_Task objective_: Reproduce all entries precisely, down to the last character.

_Records to process_:
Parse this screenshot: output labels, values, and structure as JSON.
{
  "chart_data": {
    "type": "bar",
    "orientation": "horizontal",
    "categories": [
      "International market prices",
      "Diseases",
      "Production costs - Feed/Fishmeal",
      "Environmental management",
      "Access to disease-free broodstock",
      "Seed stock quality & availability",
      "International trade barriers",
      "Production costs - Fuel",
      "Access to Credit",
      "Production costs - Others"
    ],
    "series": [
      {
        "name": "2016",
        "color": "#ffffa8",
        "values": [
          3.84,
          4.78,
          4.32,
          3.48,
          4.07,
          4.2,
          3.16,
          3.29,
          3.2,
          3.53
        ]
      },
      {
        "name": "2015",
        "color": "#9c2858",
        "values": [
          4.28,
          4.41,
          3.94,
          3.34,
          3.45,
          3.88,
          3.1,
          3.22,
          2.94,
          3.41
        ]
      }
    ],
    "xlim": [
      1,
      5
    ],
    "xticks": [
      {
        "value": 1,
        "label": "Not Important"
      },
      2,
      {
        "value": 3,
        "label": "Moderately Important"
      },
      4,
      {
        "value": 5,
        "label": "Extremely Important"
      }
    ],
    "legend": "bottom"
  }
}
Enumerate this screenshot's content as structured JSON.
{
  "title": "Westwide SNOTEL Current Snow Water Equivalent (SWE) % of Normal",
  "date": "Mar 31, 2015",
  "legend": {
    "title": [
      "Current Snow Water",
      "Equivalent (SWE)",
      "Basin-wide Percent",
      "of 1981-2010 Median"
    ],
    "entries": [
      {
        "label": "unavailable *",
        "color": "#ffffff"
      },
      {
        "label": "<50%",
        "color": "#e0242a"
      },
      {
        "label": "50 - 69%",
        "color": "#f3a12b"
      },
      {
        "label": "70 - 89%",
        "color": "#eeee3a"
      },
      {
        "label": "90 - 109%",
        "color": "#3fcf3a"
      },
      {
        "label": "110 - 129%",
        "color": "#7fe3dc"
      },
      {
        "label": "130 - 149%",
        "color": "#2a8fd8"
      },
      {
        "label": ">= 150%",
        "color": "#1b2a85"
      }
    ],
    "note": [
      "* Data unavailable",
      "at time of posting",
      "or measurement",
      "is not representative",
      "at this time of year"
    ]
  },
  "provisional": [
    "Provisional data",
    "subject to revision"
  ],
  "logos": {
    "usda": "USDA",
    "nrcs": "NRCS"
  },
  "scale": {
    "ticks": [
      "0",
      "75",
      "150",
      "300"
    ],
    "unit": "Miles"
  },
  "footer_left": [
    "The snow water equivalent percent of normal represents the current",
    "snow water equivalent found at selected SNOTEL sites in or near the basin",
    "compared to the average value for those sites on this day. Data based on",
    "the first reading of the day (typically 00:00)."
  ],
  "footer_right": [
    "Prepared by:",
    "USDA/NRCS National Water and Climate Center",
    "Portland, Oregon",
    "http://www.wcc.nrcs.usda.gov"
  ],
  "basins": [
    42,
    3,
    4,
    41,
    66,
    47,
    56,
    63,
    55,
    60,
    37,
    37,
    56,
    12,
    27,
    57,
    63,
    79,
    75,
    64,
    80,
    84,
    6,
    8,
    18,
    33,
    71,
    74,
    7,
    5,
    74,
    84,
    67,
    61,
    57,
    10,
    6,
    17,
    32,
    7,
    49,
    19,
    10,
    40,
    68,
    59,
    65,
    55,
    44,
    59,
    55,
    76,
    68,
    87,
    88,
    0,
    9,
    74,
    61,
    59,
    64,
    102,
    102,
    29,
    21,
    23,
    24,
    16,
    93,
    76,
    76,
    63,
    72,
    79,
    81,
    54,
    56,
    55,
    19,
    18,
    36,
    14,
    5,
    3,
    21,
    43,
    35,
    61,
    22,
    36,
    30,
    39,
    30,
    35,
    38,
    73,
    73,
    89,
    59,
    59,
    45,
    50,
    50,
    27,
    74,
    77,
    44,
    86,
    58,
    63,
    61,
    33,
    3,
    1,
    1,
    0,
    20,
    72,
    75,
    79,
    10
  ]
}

_Result below_:
Parse this screenshot: output labels, values, and structure as JSON.
{
  "chart_data": {
    "type": "bar",
    "orientation": "horizontal",
    "categories": [
      "International market prices",
      "Diseases",
      "Production costs - Feed/Fishmeal",
      "Environmental management",
      "Access to disease-free broodstock",
      "Seed stock quality & availability",
      "International trade barriers",
      "Production costs - Fuel",
      "Access to Credit",
      "Production costs - Others"
    ],
    "series": [
      {
        "name": "2016",
        "color": "#ffffa8",
        "values": [
          3.84,
          4.78,
          4.32,
          3.48,
          4.07,
          4.2,
          3.16,
          3.29,
          3.2,
          3.53
        ]
      },
      {
        "name": "2015",
        "color": "#9c2858",
        "values": [
          4.28,
          4.41,
          3.94,
          3.34,
          3.45,
          3.88,
          3.1,
          3.22,
          2.94,
          3.41
        ]
      }
    ],
    "xlim": [
      1,
      5
    ],
    "xticks": [
      {
        "value": 1,
        "label": "Not Important"
      },
      2,
      {
        "value": 3,
        "label": "Moderately Important"
      },
      4,
      {
        "value": 5,
        "label": "Extremely Important"
      }
    ],
    "legend": "bottom"
  }
}
Enumerate this screenshot's content as structured JSON.
{
  "title": "Westwide SNOTEL Current Snow Water Equivalent (SWE) % of Normal",
  "date": "Mar 31, 2015",
  "legend": {
    "title": [
      "Current Snow Water",
      "Equivalent (SWE)",
      "Basin-wide Percent",
      "of 1981-2010 Median"
    ],
    "entries": [
      {
        "label": "unavailable *",
        "color": "#ffffff"
      },
      {
        "label": "<50%",
        "color": "#e0242a"
      },
      {
        "label": "50 - 69%",
        "color": "#f3a12b"
      },
      {
        "label": "70 - 89%",
        "color": "#eeee3a"
      },
      {
        "label": "90 - 109%",
        "color": "#3fcf3a"
      },
      {
        "label": "110 - 129%",
        "color": "#7fe3dc"
      },
      {
        "label": "130 - 149%",
        "color": "#2a8fd8"
      },
      {
        "label": ">= 150%",
        "color": "#1b2a85"
      }
    ],
    "note": [
      "* Data unavailable",
      "at time of posting",
      "or measurement",
      "is not representative",
      "at this time of year"
    ]
  },
  "provisional": [
    "Provisional data",
    "subject to revision"
  ],
  "logos": {
    "usda": "USDA",
    "nrcs": "NRCS"
  },
  "scale": {
    "ticks": [
      "0",
      "75",
      "150",
      "300"
    ],
    "unit": "Miles"
  },
  "footer_left": [
    "The snow water equivalent percent of normal represents the current",
    "snow water equivalent found at selected SNOTEL sites in or near the basin",
    "compared to the average value for those sites on this day. Data based on",
    "the first reading of the day (typically 00:00)."
  ],
  "footer_right": [
    "Prepared by:",
    "USDA/NRCS National Water and Climate Center",
    "Portland, Oregon",
    "http://www.wcc.nrcs.usda.gov"
  ],
  "basins": [
    42,
    3,
    4,
    41,
    66,
    47,
    56,
    63,
    55,
    60,
    37,
    37,
    56,
    12,
    27,
    57,
    63,
    79,
    75,
    64,
    80,
    84,
    6,
    8,
    18,
    33,
    71,
    74,
    7,
    5,
    74,
    84,
    67,
    61,
    57,
    10,
    6,
    17,
    32,
    7,
    49,
    19,
    10,
    40,
    68,
    59,
    65,
    55,
    44,
    59,
    55,
    76,
    68,
    87,
    88,
    0,
    9,
    74,
    61,
    59,
    64,
    102,
    102,
    29,
    21,
    23,
    24,
    16,
    93,
    76,
    76,
    63,
    72,
    79,
    81,
    54,
    56,
    55,
    19,
    18,
    36,
    14,
    5,
    3,
    21,
    43,
    35,
    61,
    22,
    36,
    30,
    39,
    30,
    35,
    38,
    73,
    73,
    89,
    59,
    59,
    45,
    50,
    50,
    27,
    74,
    77,
    44,
    86,
    58,
    63,
    61,
    33,
    3,
    1,
    1,
    0,
    20,
    72,
    75,
    79,
    10
  ]
}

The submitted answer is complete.